> **Exercise directions**: All of the material below is to be retyped exactly.

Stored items
┌────────

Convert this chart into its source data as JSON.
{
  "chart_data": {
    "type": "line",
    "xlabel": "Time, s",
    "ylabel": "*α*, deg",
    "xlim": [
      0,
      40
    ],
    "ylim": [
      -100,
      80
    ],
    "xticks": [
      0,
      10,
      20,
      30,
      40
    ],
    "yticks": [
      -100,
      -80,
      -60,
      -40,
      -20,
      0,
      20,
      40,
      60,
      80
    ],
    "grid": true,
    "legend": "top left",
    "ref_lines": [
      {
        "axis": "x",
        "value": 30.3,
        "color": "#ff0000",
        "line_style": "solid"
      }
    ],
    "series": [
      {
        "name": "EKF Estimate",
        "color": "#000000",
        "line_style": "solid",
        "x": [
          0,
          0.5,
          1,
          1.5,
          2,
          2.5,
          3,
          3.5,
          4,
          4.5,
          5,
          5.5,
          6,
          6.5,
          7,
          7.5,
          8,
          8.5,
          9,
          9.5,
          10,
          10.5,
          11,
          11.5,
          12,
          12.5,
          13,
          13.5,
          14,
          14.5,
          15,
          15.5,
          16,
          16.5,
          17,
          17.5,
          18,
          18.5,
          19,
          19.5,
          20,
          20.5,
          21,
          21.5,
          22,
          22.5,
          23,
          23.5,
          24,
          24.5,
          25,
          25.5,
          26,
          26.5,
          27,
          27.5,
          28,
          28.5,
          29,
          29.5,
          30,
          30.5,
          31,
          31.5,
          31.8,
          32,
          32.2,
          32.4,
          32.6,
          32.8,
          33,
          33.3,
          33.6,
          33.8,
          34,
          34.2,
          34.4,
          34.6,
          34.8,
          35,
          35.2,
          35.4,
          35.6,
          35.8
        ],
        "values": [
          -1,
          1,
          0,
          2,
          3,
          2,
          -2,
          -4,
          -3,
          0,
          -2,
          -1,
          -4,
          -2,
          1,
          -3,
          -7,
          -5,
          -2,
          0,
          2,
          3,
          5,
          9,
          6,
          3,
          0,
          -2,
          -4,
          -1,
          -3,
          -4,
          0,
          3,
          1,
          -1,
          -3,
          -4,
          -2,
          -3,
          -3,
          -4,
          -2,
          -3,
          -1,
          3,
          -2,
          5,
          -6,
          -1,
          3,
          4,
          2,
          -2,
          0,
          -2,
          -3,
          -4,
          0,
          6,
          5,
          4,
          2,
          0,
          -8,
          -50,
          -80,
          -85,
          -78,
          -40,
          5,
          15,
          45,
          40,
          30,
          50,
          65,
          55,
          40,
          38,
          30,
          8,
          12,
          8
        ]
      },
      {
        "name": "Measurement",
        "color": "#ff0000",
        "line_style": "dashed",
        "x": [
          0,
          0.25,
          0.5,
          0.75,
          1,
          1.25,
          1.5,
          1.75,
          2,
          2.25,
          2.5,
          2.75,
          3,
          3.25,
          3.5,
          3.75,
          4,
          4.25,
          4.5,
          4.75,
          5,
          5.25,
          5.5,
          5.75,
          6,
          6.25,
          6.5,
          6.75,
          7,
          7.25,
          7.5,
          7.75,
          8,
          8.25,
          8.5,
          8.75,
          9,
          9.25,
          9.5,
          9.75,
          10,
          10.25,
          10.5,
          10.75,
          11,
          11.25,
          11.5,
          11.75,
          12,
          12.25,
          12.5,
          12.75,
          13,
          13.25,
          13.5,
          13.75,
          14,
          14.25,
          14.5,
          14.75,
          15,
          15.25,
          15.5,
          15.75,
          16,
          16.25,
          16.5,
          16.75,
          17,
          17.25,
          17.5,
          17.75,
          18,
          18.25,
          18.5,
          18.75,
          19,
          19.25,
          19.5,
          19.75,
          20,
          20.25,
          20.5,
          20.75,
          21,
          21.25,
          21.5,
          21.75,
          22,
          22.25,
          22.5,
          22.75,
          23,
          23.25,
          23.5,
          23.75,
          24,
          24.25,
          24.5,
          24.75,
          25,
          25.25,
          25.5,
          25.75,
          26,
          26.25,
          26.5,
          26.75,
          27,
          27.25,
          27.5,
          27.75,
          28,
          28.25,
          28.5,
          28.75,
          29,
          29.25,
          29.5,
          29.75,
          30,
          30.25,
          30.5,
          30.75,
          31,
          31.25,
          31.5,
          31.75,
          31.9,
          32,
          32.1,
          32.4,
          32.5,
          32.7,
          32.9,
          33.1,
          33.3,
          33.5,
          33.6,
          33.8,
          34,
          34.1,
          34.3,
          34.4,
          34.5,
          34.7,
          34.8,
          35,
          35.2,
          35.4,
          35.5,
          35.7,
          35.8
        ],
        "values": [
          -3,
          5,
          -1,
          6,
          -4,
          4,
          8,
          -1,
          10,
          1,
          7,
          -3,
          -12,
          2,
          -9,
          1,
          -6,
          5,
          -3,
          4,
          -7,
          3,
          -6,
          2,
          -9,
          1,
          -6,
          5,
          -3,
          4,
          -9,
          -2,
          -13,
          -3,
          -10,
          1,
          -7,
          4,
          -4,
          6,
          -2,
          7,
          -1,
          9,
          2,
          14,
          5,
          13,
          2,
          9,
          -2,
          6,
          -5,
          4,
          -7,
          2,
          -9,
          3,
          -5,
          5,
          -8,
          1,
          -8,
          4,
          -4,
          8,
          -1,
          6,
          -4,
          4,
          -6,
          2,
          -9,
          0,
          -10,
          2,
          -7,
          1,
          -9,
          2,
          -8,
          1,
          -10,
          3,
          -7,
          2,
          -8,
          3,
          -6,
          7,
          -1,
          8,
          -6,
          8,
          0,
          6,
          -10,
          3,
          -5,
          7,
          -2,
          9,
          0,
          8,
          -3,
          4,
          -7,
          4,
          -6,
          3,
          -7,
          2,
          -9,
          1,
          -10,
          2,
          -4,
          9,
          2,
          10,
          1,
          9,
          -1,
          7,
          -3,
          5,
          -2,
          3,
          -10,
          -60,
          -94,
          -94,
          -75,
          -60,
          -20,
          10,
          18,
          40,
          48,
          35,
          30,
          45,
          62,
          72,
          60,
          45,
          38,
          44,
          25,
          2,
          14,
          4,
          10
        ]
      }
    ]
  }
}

└────────

> **Final result**:
Convert this chart into its source data as JSON.
{
  "chart_data": {
    "type": "line",
    "xlabel": "Time, s",
    "ylabel": "*α*, deg",
    "xlim": [
      0,
      40
    ],
    "ylim": [
      -100,
      80
    ],
    "xticks": [
      0,
      10,
      20,
      30,
      40
    ],
    "yticks": [
      -100,
      -80,
      -60,
      -40,
      -20,
      0,
      20,
      40,
      60,
      80
    ],
    "grid": true,
    "legend": "top left",
    "ref_lines": [
      {
        "axis": "x",
        "value": 30.3,
        "color": "#ff0000",
        "line_style": "solid"
      }
    ],
    "series": [
      {
        "name": "EKF Estimate",
        "color": "#000000",
        "line_style": "solid",
        "x": [
          0,
          0.5,
          1,
          1.5,
          2,
          2.5,
          3,
          3.5,
          4,
          4.5,
          5,
          5.5,
          6,
          6.5,
          7,
          7.5,
          8,
          8.5,
          9,
          9.5,
          10,
          10.5,
          11,
          11.5,
          12,
          12.5,
          13,
          13.5,
          14,
          14.5,
          15,
          15.5,
          16,
          16.5,
          17,
          17.5,
          18,
          18.5,
          19,
          19.5,
          20,
          20.5,
          21,
          21.5,
          22,
          22.5,
          23,
          23.5,
          24,
          24.5,
          25,
          25.5,
          26,
          26.5,
          27,
          27.5,
          28,
          28.5,
          29,
          29.5,
          30,
          30.5,
          31,
          31.5,
          31.8,
          32,
          32.2,
          32.4,
          32.6,
          32.8,
          33,
          33.3,
          33.6,
          33.8,
          34,
          34.2,
          34.4,
          34.6,
          34.8,
          35,
          35.2,
          35.4,
          35.6,
          35.8
        ],
        "values": [
          -1,
          1,
          0,
          2,
          3,
          2,
          -2,
          -4,
          -3,
          0,
          -2,
          -1,
          -4,
          -2,
          1,
          -3,
          -7,
          -5,
          -2,
          0,
          2,
          3,
          5,
          9,
          6,
          3,
          0,
          -2,
          -4,
          -1,
          -3,
          -4,
          0,
          3,
          1,
          -1,
          -3,
          -4,
          -2,
          -3,
          -3,
          -4,
          -2,
          -3,
          -1,
          3,
          -2,
          5,
          -6,
          -1,
          3,
          4,
          2,
          -2,
          0,
          -2,
          -3,
          -4,
          0,
          6,
          5,
          4,
          2,
          0,
          -8,
          -50,
          -80,
          -85,
          -78,
          -40,
          5,
          15,
          45,
          40,
          30,
          50,
          65,
          55,
          40,
          38,
          30,
          8,
          12,
          8
        ]
      },
      {
        "name": "Measurement",
        "color": "#ff0000",
        "line_style": "dashed",
        "x": [
          0,
          0.25,
          0.5,
          0.75,
          1,
          1.25,
          1.5,
          1.75,
          2,
          2.25,
          2.5,
          2.75,
          3,
          3.25,
          3.5,
          3.75,
          4,
          4.25,
          4.5,
          4.75,
          5,
          5.25,
          5.5,
          5.75,
          6,
          6.25,
          6.5,
          6.75,
          7,
          7.25,
          7.5,
          7.75,
          8,
          8.25,
          8.5,
          8.75,
          9,
          9.25,
          9.5,
          9.75,
          10,
          10.25,
          10.5,
          10.75,
          11,
          11.25,
          11.5,
          11.75,
          12,
          12.25,
          12.5,
          12.75,
          13,
          13.25,
          13.5,
          13.75,
          14,
          14.25,
          14.5,
          14.75,
          15,
          15.25,
          15.5,
          15.75,
          16,
          16.25,
          16.5,
          16.75,
          17,
          17.25,
          17.5,
          17.75,
          18,
          18.25,
          18.5,
          18.75,
          19,
          19.25,
          19.5,
          19.75,
          20,
          20.25,
          20.5,
          20.75,
          21,
          21.25,
          21.5,
          21.75,
          22,
          22.25,
          22.5,
          22.75,
          23,
          23.25,
          23.5,
          23.75,
          24,
          24.25,
          24.5,
          24.75,
          25,
          25.25,
          25.5,
          25.75,
          26,
          26.25,
          26.5,
          26.75,
          27,
          27.25,
          27.5,
          27.75,
          28,
          28.25,
          28.5,
          28.75,
          29,
          29.25,
          29.5,
          29.75,
          30,
          30.25,
          30.5,
          30.75,
          31,
          31.25,
          31.5,
          31.75,
          31.9,
          32,
          32.1,
          32.4,
          32.5,
          32.7,
          32.9,
          33.1,
          33.3,
          33.5,
          33.6,
          33.8,
          34,
          34.1,
          34.3,
          34.4,
          34.5,
          34.7,
          34.8,
          35,
          35.2,
          35.4,
          35.5,
          35.7,
          35.8
        ],
        "values": [
          -3,
          5,
          -1,
          6,
          -4,
          4,
          8,
          -1,
          10,
          1,
          7,
          -3,
          -12,
          2,
          -9,
          1,
          -6,
          5,
          -3,
          4,
          -7,
          3,
          -6,
          2,
          -9,
          1,
          -6,
          5,
          -3,
          4,
          -9,
          -2,
          -13,
          -3,
          -10,
          1,
          -7,
          4,
          -4,
          6,
          -2,
          7,
          -1,
          9,
          2,
          14,
          5,
          13,
          2,
          9,
          -2,
          6,
          -5,
          4,
          -7,
          2,
          -9,
          3,
          -5,
          5,
          -8,
          1,
          -8,
          4,
          -4,
          8,
          -1,
          6,
          -4,
          4,
          -6,
          2,
          -9,
          0,
          -10,
          2,
          -7,
          1,
          -9,
          2,
          -8,
          1,
          -10,
          3,
          -7,
          2,
          -8,
          3,
          -6,
          7,
          -1,
          8,
          -6,
          8,
          0,
          6,
          -10,
          3,
          -5,
          7,
          -2,
          9,
          0,
          8,
          -3,
          4,
          -7,
          4,
          -6,
          3,
          -7,
          2,
          -9,
          1,
          -10,
          2,
          -4,
          9,
          2,
          10,
          1,
          9,
          -1,
          7,
          -3,
          5,
          -2,
          3,
          -10,
          -60,
          -94,
          -94,
          -75,
          -60,
          -20,
          10,
          18,
          40,
          48,
          35,
          30,
          45,
          62,
          72,
          60,
          45,
          38,
          44,
          25,
          2,
          14,
          4,
          10
        ]
      }
    ]
  }
}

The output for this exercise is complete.